→ WHAT THE TASK REQUIRES
Copy out each line exactly; pictures stay out of the copy.

Stored records:

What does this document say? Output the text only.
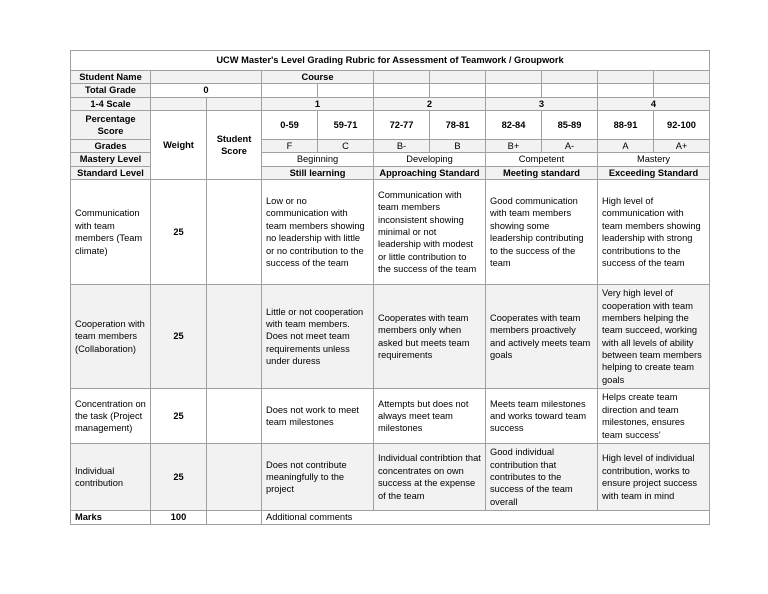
UCW Master's Level Grading Rubric for Assessment of Teamwork / Groupwork										
Student Name			Course							
Total Grade	0									
1-4 Scale			1		2		3		4	
Percentage Score	Weight	Student Score	0-59	59-71	72-77	78-81	82-84	85-89	88-91	92-100
Grades			F	C	B-	B	B+	A-	A	A+
Mastery Level			Beginning		Developing		Competent		Mastery	
Standard Level			Still learning		Approaching Standard		Meeting standard		Exceeding Standard	
Communication with team members (Team climate)	25		Low or no communication with team members showing no leadership with little or no contribution to the success of the team		Communication with team members inconsistent showing minimal or not leadership with modest or little contribution to the success of the team		Good communication with team members showing some leadership contributing to the success of the team		High level of communication with team members showing leadership with strong contributions to the success of the team	
Cooperation with team members (Collaboration)	25		Little or not cooperation with team members. Does not meet team requirements unless under duress		Cooperates with team members only when asked but meets team requirements		Cooperates with team members proactively and actively meets team goals		Very high level of cooperation with team members helping the team succeed, working with all levels of ability between team members helping to create team goals	
Concentration on the task (Project management)	25		Does not work to meet team milestones		Attempts but does not always meet team milestones		Meets team milestones and works toward team success		Helps create team direction and team milestones, ensures team success'	
Individual contribution	25		Does not contribute meaningfully to the project		Individual contribtion that concentrates on own success at the expense of the team		Good individual contribution that contributes to the success of the team overall		High level of individual contribution, works to ensure project success with team in mind	
Marks	100		Additional comments							
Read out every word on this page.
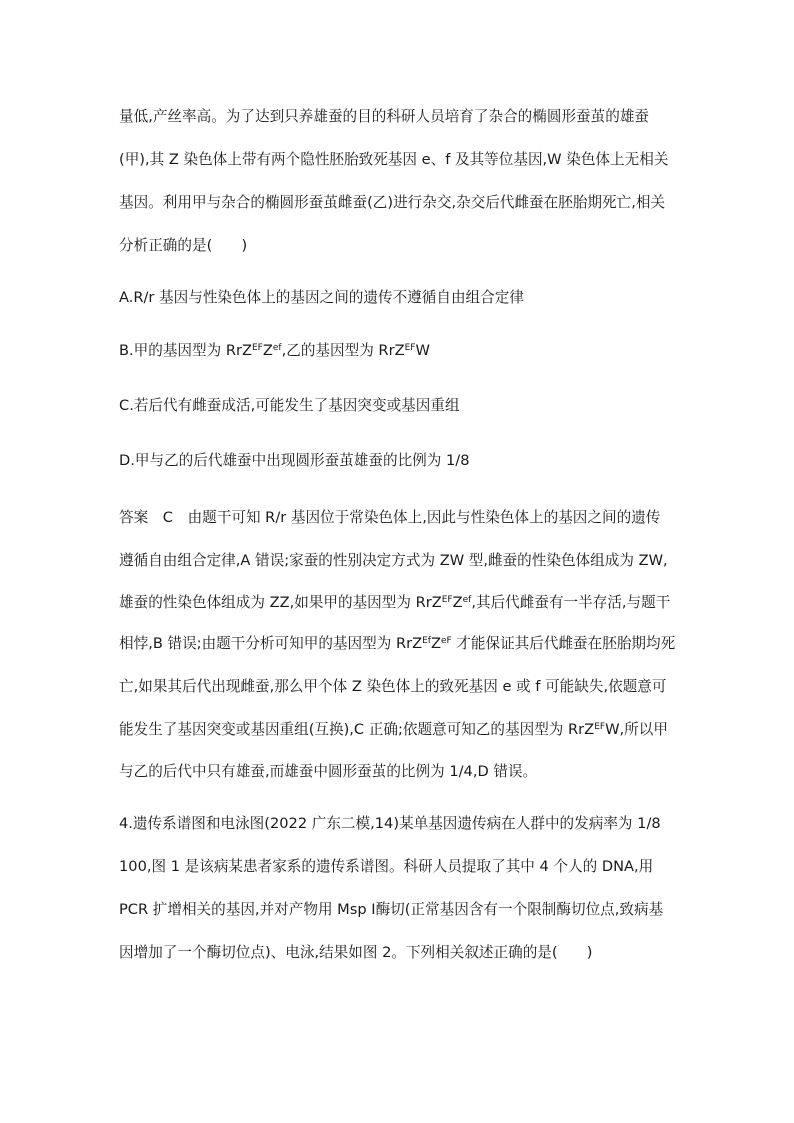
量低,产丝率高。为了达到只养雄蚕的目的科研人员培育了杂合的椭圆形蚕茧的雄蚕
(甲),其 Z 染色体上带有两个隐性胚胎致死基因 e、f 及其等位基因,W 染色体上无相关
基因。利用甲与杂合的椭圆形蚕茧雌蚕(乙)进行杂交,杂交后代雌蚕在胚胎期死亡,相关
分析正确的是(　　)
A.R/r 基因与性染色体上的基因之间的遗传不遵循自由组合定律
B.甲的基因型为 $RrZ^{EF}Z^{ef}$,乙的基因型为 RrZ$^{EF}$W
C.若后代有雌蚕成活,可能发生了基因突变或基因重组
D.甲与乙的后代雄蚕中出现圆形蚕茧雄蚕的比例为 1/8
答案　C　由题干可知 R/r 基因位于常染色体上,因此与性染色体上的基因之间的遗传
遵循自由组合定律,A 错误;家蚕的性别决定方式为 ZW 型,雌蚕的性染色体组成为 ZW,
雄蚕的性染色体组成为 ZZ,如果甲的基因型为 $RrZ^{EF}Z^{ef}$,其后代雌蚕有一半存活,与题干
相悖,B 错误;由题干分析可知甲的基因型为 $RrZ^{Ef}Z^{eF}$ 才能保证其后代雌蚕在胚胎期均死
亡,如果其后代出现雌蚕,那么甲个体 Z 染色体上的致死基因 e 或 f 可能缺失,依题意可
能发生了基因突变或基因重组(互换),C 正确;依题意可知乙的基因型为 RrZ$^{EF}$W,所以甲
与乙的后代中只有雄蚕,而雄蚕中圆形蚕茧的比例为 1/4,D 错误。
4.遗传系谱图和电泳图(2022 广东二模,14)某单基因遗传病在人群中的发病率为 1/8
100,图 1 是该病某患者家系的遗传系谱图。科研人员提取了其中 4 个人的 DNA,用
PCR 扩增相关的基因,并对产物用 Msp Ⅰ酶切(正常基因含有一个限制酶切位点,致病基
因增加了一个酶切位点)、电泳,结果如图 2。下列相关叙述正确的是(　　)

→ TASK ANSWER
What does this document say? Output the text only.
UCW Master's Level Grading Rubric for Assessment of Teamwork / Groupwork										
Student Name			Course							
Total Grade	0									
1-4 Scale			1		2		3		4	
Percentage Score	Weight	Student Score	0-59	59-71	72-77	78-81	82-84	85-89	88-91	92-100
Grades			F	C	B-	B	B+	A-	A	A+
Mastery Level			Beginning		Developing		Competent		Mastery	
Standard Level			Still learning		Approaching Standard		Meeting standard		Exceeding Standard	
Communication with team members (Team climate)	25		Low or no communication with team members showing no leadership with little or no contribution to the success of the team		Communication with team members inconsistent showing minimal or not leadership with modest or little contribution to the success of the team		Good communication with team members showing some leadership contributing to the success of the team		High level of communication with team members showing leadership with strong contributions to the success of the team	
Cooperation with team members (Collaboration)	25		Little or not cooperation with team members. Does not meet team requirements unless under duress		Cooperates with team members only when asked but meets team requirements		Cooperates with team members proactively and actively meets team goals		Very high level of cooperation with team members helping the team succeed, working with all levels of ability between team members helping to create team goals	
Concentration on the task (Project management)	25		Does not work to meet team milestones		Attempts but does not always meet team milestones		Meets team milestones and works toward team success		Helps create team direction and team milestones, ensures team success'	
Individual contribution	25		Does not contribute meaningfully to the project		Individual contribtion that concentrates on own success at the expense of the team		Good individual contribution that contributes to the success of the team overall		High level of individual contribution, works to ensure project success with team in mind	
Marks	100		Additional comments							
Read out every word on this page.
量低,产丝率高。为了达到只养雄蚕的目的科研人员培育了杂合的椭圆形蚕茧的雄蚕
(甲),其 Z 染色体上带有两个隐性胚胎致死基因 e、f 及其等位基因,W 染色体上无相关
基因。利用甲与杂合的椭圆形蚕茧雌蚕(乙)进行杂交,杂交后代雌蚕在胚胎期死亡,相关
分析正确的是(　　)
A.R/r 基因与性染色体上的基因之间的遗传不遵循自由组合定律
B.甲的基因型为 $RrZ^{EF}Z^{ef}$,乙的基因型为 RrZ$^{EF}$W
C.若后代有雌蚕成活,可能发生了基因突变或基因重组
D.甲与乙的后代雄蚕中出现圆形蚕茧雄蚕的比例为 1/8
答案　C　由题干可知 R/r 基因位于常染色体上,因此与性染色体上的基因之间的遗传
遵循自由组合定律,A 错误;家蚕的性别决定方式为 ZW 型,雌蚕的性染色体组成为 ZW,
雄蚕的性染色体组成为 ZZ,如果甲的基因型为 $RrZ^{EF}Z^{ef}$,其后代雌蚕有一半存活,与题干
相悖,B 错误;由题干分析可知甲的基因型为 $RrZ^{Ef}Z^{eF}$ 才能保证其后代雌蚕在胚胎期均死
亡,如果其后代出现雌蚕,那么甲个体 Z 染色体上的致死基因 e 或 f 可能缺失,依题意可
能发生了基因突变或基因重组(互换),C 正确;依题意可知乙的基因型为 RrZ$^{EF}$W,所以甲
与乙的后代中只有雄蚕,而雄蚕中圆形蚕茧的比例为 1/4,D 错误。
4.遗传系谱图和电泳图(2022 广东二模,14)某单基因遗传病在人群中的发病率为 1/8
100,图 1 是该病某患者家系的遗传系谱图。科研人员提取了其中 4 个人的 DNA,用
PCR 扩增相关的基因,并对产物用 Msp Ⅰ酶切(正常基因含有一个限制酶切位点,致病基
因增加了一个酶切位点)、电泳,结果如图 2。下列相关叙述正确的是(　　)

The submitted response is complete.